** To do **
Which lines in the material below contain the word "regional"? Copy each of them.

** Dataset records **
****

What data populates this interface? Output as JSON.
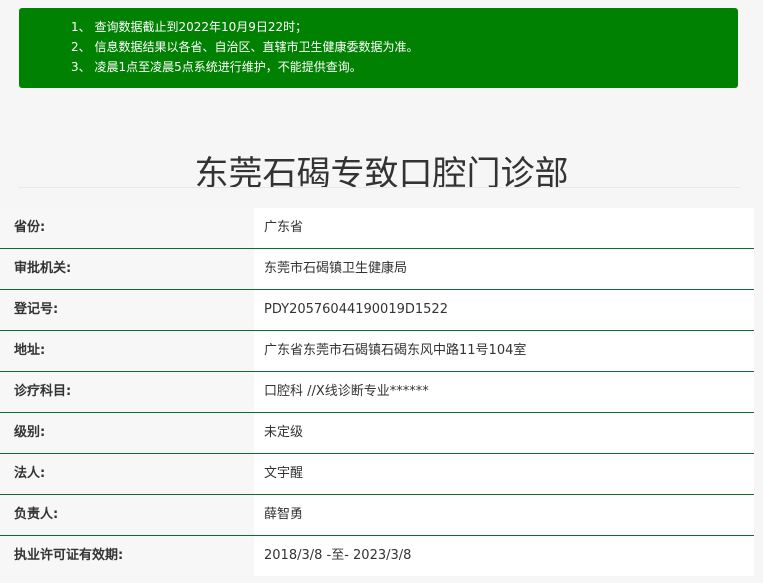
{
  "notice": {
    "lines": [
      "1、 查询数据截止到2022年10月9日22时；",
      "2、 信息数据结果以各省、自治区、直辖市卫生健康委数据为准。",
      "3、 凌晨1点至凌晨5点系统进行维护，不能提供查询。"
    ]
  },
  "title": "东莞石碣专致口腔门诊部",
  "rows": [
    {
      "label": "省份:",
      "value": "广东省"
    },
    {
      "label": "审批机关:",
      "value": "东莞市石碣镇卫生健康局"
    },
    {
      "label": "登记号:",
      "value": "PDY20576044190019D1522"
    },
    {
      "label": "地址:",
      "value": "广东省东莞市石碣镇石碣东风中路11号104室"
    },
    {
      "label": "诊疗科目:",
      "value": "口腔科 //X线诊断专业******"
    },
    {
      "label": "级别:",
      "value": "未定级"
    },
    {
      "label": "法人:",
      "value": "文宇醒"
    },
    {
      "label": "负责人:",
      "value": "薛智勇"
    },
    {
      "label": "执业许可证有效期:",
      "value": "2018/3/8 -至- 2023/3/8"
    }
  ],
  "colors": {
    "notice_background": "#018102",
    "row_divider": "#0f6b3a"
  }
}
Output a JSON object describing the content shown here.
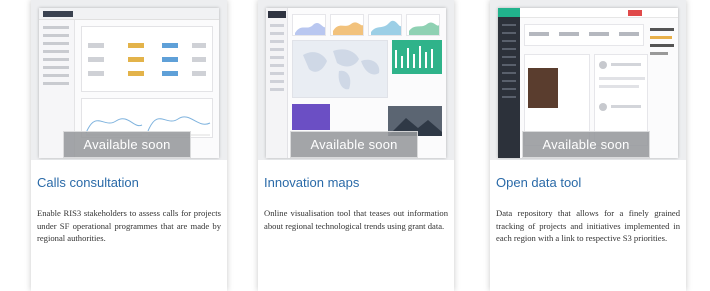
{
  "cards": [
    {
      "badge": "Available soon",
      "title": "Calls consultation",
      "description": "Enable RIS3 stakeholders to assess calls for projects under SF operational programmes that are made by regional authorities."
    },
    {
      "badge": "Available soon",
      "title": "Innovation maps",
      "description": "Online visualisation tool that teases out information about regional technological trends using grant data."
    },
    {
      "badge": "Available soon",
      "title": "Open data tool",
      "description": "Data repository that allows for a finely grained tracking of projects and initiatives implemented in each region with a link to respective S3 priorities."
    }
  ],
  "colors": {
    "title": "#2a6aa8",
    "badge_bg": "#96989c",
    "text": "#333333"
  }
}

****

** In response **
      "description": "Enable RIS3 stakeholders to assess calls for projects under SF operational programmes that are made by regional authorities."
      "description": "Online visualisation tool that teases out information about regional technological trends using grant data."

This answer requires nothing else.